_WHAT TO WORK ON:_
Beginning with the line containing "Output the text content of this document." and ending with the last line, repeat the records exactly.

_RECORDS SHOWN:_
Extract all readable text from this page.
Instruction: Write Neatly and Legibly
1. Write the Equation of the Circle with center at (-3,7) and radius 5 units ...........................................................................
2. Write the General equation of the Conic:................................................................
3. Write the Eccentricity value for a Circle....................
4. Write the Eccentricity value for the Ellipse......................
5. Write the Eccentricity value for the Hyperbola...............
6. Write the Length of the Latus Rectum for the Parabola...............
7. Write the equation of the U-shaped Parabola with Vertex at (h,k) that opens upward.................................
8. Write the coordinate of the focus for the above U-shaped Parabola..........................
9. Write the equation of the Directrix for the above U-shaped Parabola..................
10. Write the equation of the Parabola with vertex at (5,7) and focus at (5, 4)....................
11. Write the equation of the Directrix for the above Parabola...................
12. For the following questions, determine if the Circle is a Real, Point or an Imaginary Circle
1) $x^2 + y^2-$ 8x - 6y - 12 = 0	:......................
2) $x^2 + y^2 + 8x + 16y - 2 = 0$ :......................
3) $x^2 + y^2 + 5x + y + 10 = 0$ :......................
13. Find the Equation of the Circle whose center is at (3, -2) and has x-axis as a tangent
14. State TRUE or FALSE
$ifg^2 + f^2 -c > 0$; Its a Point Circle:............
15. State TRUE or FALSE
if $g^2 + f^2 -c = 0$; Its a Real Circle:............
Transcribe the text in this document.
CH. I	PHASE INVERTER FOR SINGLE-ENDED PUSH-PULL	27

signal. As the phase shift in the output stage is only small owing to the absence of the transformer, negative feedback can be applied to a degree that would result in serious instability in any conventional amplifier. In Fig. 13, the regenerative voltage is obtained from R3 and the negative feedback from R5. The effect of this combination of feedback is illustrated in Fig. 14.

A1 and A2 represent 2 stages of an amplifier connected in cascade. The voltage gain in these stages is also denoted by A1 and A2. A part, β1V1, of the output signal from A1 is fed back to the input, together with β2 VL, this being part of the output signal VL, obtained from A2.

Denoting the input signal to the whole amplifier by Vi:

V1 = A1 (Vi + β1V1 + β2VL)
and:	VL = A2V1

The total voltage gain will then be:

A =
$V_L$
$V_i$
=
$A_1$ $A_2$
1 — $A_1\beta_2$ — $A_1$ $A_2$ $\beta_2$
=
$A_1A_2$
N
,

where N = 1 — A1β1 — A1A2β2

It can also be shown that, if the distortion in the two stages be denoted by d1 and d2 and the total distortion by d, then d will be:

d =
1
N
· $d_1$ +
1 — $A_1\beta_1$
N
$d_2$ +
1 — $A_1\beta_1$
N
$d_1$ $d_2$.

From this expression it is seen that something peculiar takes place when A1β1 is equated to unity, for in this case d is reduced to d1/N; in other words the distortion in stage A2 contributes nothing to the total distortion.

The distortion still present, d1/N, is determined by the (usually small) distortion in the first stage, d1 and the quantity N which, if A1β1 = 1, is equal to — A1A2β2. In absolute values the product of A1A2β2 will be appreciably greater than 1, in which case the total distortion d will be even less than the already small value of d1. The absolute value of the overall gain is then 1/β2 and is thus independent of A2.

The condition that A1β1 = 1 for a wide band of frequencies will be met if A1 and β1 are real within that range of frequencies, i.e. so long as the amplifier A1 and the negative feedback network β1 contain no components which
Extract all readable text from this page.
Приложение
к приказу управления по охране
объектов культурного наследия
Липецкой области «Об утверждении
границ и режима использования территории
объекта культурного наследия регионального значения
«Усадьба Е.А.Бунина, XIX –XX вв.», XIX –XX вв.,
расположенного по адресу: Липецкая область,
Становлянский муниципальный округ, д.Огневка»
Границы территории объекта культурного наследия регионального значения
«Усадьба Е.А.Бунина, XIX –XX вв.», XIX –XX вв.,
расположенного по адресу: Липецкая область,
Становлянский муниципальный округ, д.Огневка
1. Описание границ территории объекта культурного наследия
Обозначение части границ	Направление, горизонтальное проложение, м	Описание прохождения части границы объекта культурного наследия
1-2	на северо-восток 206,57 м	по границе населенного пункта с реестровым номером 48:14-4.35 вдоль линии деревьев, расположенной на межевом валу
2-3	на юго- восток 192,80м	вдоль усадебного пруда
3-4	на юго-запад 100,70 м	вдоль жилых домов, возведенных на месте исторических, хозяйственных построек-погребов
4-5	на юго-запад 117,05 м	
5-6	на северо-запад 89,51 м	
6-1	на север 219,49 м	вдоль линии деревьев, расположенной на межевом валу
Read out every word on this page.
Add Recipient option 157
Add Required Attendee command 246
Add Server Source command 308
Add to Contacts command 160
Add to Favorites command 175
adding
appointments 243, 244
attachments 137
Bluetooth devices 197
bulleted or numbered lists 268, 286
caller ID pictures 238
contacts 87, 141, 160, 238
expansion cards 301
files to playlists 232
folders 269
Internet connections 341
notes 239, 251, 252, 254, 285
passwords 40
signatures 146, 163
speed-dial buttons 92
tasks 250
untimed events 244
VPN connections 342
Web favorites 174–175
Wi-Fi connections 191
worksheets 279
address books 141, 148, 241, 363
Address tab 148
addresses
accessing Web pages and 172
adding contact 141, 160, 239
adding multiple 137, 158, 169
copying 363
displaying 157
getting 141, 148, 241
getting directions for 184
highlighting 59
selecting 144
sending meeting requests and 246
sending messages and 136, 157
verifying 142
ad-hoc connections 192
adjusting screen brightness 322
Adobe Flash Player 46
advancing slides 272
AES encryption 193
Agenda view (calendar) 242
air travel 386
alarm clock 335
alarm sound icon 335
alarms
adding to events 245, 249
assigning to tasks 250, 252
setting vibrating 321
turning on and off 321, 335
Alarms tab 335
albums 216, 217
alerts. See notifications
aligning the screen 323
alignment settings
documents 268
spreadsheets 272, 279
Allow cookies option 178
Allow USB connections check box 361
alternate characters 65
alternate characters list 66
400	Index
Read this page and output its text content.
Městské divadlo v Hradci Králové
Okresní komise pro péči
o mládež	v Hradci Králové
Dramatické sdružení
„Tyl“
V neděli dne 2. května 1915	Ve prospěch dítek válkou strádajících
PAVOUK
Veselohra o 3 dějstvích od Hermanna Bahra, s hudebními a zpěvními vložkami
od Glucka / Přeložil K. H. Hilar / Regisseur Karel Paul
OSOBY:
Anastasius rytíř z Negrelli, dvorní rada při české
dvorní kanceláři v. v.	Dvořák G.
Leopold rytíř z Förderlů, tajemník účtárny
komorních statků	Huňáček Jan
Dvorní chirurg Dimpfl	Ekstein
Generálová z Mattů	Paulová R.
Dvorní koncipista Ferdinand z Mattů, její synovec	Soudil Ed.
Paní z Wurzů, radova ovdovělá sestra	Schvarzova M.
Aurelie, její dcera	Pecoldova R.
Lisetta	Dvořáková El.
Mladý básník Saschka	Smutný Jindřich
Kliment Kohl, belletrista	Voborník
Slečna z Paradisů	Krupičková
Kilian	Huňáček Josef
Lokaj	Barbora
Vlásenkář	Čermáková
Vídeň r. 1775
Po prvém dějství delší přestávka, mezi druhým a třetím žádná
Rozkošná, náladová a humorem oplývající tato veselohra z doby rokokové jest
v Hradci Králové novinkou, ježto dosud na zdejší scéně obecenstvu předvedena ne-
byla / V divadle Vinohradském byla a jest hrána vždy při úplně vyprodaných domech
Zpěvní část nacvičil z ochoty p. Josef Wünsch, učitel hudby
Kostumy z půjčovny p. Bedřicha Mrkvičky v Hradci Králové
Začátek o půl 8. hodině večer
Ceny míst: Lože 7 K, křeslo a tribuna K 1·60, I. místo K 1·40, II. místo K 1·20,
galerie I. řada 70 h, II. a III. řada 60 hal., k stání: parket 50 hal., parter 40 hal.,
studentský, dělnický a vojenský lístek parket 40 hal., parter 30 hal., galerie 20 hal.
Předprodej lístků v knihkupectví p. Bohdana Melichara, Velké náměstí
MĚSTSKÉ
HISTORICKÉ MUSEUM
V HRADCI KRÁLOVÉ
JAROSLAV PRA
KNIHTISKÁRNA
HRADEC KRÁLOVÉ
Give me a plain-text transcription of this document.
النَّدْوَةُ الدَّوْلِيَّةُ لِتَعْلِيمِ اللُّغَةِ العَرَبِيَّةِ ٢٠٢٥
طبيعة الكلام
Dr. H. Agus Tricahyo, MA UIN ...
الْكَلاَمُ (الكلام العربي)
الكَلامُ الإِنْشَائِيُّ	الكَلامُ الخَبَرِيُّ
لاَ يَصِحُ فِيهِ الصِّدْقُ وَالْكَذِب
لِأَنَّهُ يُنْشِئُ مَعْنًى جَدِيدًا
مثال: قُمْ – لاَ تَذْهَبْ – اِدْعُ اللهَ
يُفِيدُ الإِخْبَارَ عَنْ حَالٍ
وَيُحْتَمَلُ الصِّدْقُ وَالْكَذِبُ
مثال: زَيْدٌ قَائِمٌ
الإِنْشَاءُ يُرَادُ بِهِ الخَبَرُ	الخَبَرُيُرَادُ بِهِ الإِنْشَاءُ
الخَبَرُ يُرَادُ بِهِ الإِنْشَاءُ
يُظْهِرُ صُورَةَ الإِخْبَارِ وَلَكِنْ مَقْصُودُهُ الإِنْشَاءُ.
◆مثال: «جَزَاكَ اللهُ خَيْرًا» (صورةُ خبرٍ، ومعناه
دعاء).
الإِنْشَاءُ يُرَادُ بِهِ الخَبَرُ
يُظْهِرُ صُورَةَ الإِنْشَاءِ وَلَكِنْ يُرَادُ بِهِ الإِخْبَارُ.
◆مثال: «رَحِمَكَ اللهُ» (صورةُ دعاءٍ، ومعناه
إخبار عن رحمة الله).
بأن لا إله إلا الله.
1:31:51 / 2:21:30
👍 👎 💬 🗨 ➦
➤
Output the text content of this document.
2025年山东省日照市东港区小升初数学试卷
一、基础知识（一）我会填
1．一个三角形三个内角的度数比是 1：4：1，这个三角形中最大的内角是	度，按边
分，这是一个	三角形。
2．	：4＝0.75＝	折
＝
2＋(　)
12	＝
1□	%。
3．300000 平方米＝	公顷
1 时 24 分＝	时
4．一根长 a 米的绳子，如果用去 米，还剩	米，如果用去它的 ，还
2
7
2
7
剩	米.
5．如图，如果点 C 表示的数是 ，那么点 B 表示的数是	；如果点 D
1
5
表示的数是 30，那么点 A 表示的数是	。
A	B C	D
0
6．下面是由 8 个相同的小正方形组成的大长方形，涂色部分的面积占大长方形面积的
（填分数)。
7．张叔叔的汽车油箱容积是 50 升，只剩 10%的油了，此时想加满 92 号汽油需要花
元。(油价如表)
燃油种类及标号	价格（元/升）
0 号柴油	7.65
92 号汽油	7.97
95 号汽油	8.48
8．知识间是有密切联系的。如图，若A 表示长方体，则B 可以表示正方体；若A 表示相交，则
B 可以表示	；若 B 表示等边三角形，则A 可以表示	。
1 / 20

_REPLY TO THE EXERCISE:_
Output the text content of this document.
2025年山东省日照市东港区小升初数学试卷
一、基础知识（一）我会填
1．一个三角形三个内角的度数比是 1：4：1，这个三角形中最大的内角是	度，按边
分，这是一个	三角形。
2．	：4＝0.75＝	折
＝
2＋(　)
12	＝
1□	%。
3．300000 平方米＝	公顷
1 时 24 分＝	时
4．一根长 a 米的绳子，如果用去 米，还剩	米，如果用去它的 ，还
2
7
2
7
剩	米.
5．如图，如果点 C 表示的数是 ，那么点 B 表示的数是	；如果点 D
1
5
表示的数是 30，那么点 A 表示的数是	。
A	B C	D
0
6．下面是由 8 个相同的小正方形组成的大长方形，涂色部分的面积占大长方形面积的
（填分数)。
7．张叔叔的汽车油箱容积是 50 升，只剩 10%的油了，此时想加满 92 号汽油需要花
元。(油价如表)
燃油种类及标号	价格（元/升）
0 号柴油	7.65
92 号汽油	7.97
95 号汽油	8.48
8．知识间是有密切联系的。如图，若A 表示长方体，则B 可以表示正方体；若A 表示相交，则
B 可以表示	；若 B 表示等边三角形，则A 可以表示	。
1 / 20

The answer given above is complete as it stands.